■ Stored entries
┄┄┄┄┄┄┄┄┄┄┄┄┄┄┄┄┄┄┄┄

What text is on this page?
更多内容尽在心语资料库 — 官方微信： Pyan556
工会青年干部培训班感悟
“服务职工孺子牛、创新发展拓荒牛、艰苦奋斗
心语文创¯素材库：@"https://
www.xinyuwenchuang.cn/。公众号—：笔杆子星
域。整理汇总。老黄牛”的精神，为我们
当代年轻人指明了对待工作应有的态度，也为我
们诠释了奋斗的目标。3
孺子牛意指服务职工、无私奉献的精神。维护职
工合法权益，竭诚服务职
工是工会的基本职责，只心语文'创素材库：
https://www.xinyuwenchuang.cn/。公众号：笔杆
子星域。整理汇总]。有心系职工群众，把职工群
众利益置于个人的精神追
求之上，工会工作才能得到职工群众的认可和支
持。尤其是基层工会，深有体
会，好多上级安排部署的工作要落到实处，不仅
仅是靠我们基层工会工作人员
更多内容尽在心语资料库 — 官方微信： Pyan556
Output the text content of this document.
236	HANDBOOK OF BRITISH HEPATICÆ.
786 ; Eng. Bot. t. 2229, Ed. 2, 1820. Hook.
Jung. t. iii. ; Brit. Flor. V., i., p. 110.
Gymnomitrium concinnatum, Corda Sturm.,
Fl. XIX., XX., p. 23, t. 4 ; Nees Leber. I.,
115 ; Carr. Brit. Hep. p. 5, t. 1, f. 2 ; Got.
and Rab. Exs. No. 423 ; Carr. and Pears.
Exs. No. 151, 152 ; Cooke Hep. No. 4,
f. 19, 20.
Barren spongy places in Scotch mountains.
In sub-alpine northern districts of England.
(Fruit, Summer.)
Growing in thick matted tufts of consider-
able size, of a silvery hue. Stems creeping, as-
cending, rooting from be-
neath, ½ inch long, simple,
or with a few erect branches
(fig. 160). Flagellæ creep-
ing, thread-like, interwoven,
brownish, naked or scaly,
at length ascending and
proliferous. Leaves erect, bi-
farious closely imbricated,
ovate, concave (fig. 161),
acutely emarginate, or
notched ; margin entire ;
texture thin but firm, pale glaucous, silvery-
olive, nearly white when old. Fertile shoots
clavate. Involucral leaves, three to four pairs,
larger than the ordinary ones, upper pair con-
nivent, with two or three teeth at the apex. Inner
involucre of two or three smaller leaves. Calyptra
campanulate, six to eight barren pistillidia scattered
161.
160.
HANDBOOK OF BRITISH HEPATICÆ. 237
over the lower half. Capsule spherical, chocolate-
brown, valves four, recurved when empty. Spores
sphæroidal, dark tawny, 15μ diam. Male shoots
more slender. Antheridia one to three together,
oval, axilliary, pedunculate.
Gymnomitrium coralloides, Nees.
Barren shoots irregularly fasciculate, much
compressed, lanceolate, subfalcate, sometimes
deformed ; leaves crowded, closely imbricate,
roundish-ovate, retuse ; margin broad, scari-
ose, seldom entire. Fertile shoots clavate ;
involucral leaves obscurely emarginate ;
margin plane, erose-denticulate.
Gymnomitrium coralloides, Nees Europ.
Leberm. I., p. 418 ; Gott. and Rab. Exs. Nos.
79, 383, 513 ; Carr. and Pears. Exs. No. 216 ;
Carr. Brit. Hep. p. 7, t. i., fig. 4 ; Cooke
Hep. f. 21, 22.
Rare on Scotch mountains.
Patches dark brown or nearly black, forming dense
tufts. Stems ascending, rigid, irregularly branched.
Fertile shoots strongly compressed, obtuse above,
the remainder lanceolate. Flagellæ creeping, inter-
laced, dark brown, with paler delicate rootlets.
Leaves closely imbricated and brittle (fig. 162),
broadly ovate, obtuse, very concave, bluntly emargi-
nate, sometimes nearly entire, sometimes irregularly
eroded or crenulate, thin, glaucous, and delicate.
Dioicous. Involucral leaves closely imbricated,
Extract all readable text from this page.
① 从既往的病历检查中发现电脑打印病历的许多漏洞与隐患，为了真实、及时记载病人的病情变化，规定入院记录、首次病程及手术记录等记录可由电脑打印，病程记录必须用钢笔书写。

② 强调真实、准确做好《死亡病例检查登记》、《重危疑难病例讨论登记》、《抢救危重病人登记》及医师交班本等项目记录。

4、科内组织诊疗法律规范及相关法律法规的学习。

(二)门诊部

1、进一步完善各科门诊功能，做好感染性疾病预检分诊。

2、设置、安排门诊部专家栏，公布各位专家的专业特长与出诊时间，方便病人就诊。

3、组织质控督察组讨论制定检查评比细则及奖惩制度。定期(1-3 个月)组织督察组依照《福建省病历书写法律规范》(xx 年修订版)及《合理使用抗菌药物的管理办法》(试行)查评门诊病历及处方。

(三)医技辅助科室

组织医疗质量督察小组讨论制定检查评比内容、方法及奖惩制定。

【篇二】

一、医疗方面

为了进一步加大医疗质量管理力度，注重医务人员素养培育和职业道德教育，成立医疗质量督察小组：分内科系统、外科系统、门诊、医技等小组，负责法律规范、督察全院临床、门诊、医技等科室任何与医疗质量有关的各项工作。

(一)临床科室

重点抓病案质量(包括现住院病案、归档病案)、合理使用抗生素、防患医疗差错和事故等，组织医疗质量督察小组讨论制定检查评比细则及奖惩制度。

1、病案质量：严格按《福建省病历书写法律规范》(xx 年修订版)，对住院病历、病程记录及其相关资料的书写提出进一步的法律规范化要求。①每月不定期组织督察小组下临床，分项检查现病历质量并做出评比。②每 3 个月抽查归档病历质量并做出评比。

┄┄┄┄┄┄┄┄┄┄┄┄┄┄┄┄┄┄┄┄

■ To do
In the lines above, locate the string "four". Copy every line where it occurs.

■ Reply to the task
clavate. Involucral leaves, three to four pairs,
brown, valves four, recurved when empty. Spores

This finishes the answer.